**Work item**
Could you transcribe every record below exactly, leaving out the pictures?

Page text dataset records:
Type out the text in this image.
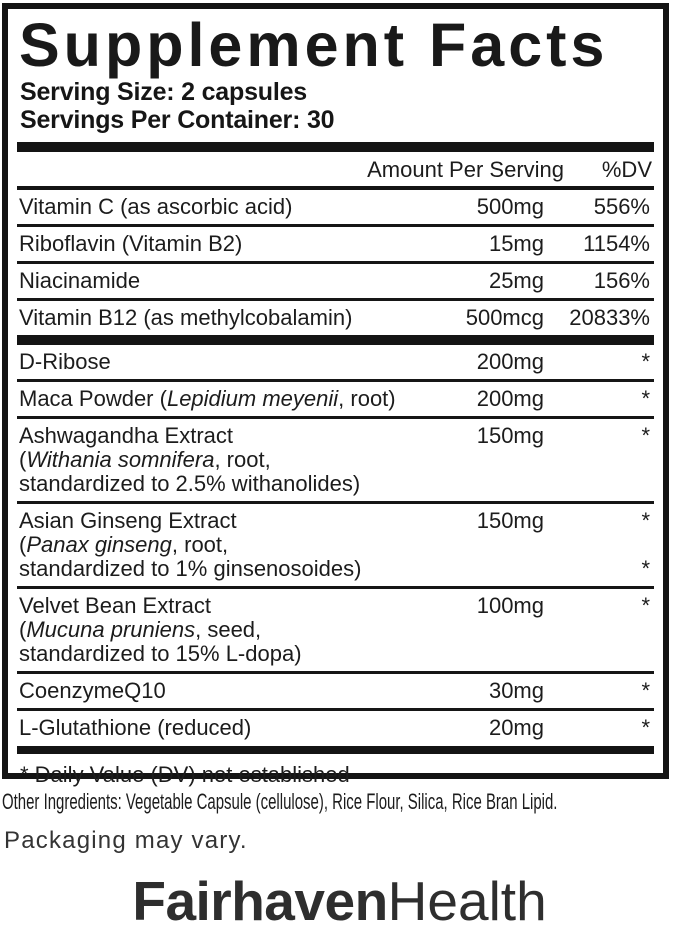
Supplement Facts
Serving Size: 2 capsules
Servings Per Container: 30
Amount Per Serving	%DV
Vitamin C (as ascorbic acid)	500mg	556%
Riboflavin (Vitamin B2)	15mg	1154%
Niacinamide	25mg	156%
Vitamin B12 (as methylcobalamin)	500mcg	20833%
D-Ribose	200mg	*
Maca Powder (Lepidium meyenii, root)	200mg	*
Ashwagandha Extract
(Withania somnifera, root,
standardized to 2.5% withanolides)
150mg	*
Asian Ginseng Extract
(Panax ginseng, root,
standardized to 1% ginsenosoides)
150mg	*
*
Velvet Bean Extract
(Mucuna pruniens, seed,
standardized to 15% L-dopa)
100mg	*
CoenzymeQ10	30mg	*
L-Glutathione (reduced)	20mg	*
* Daily Value (DV) not established
Other Ingredients: Vegetable Capsule (cellulose), Rice Flour, Silica, Rice Bran Lipid.
Packaging may vary.
FairhavenHealth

**Task output**
Type out the text in this image.
Supplement Facts
Serving Size: 2 capsules
Servings Per Container: 30
Amount Per Serving	%DV
Vitamin C (as ascorbic acid)	500mg	556%
Riboflavin (Vitamin B2)	15mg	1154%
Niacinamide	25mg	156%
Vitamin B12 (as methylcobalamin)	500mcg	20833%
D-Ribose	200mg	*
Maca Powder (Lepidium meyenii, root)	200mg	*
Ashwagandha Extract
(Withania somnifera, root,
standardized to 2.5% withanolides)
150mg	*
Asian Ginseng Extract
(Panax ginseng, root,
standardized to 1% ginsenosoides)
150mg	*
*
Velvet Bean Extract
(Mucuna pruniens, seed,
standardized to 15% L-dopa)
100mg	*
CoenzymeQ10	30mg	*
L-Glutathione (reduced)	20mg	*
* Daily Value (DV) not established
Other Ingredients: Vegetable Capsule (cellulose), Rice Flour, Silica, Rice Bran Lipid.
Packaging may vary.
FairhavenHealth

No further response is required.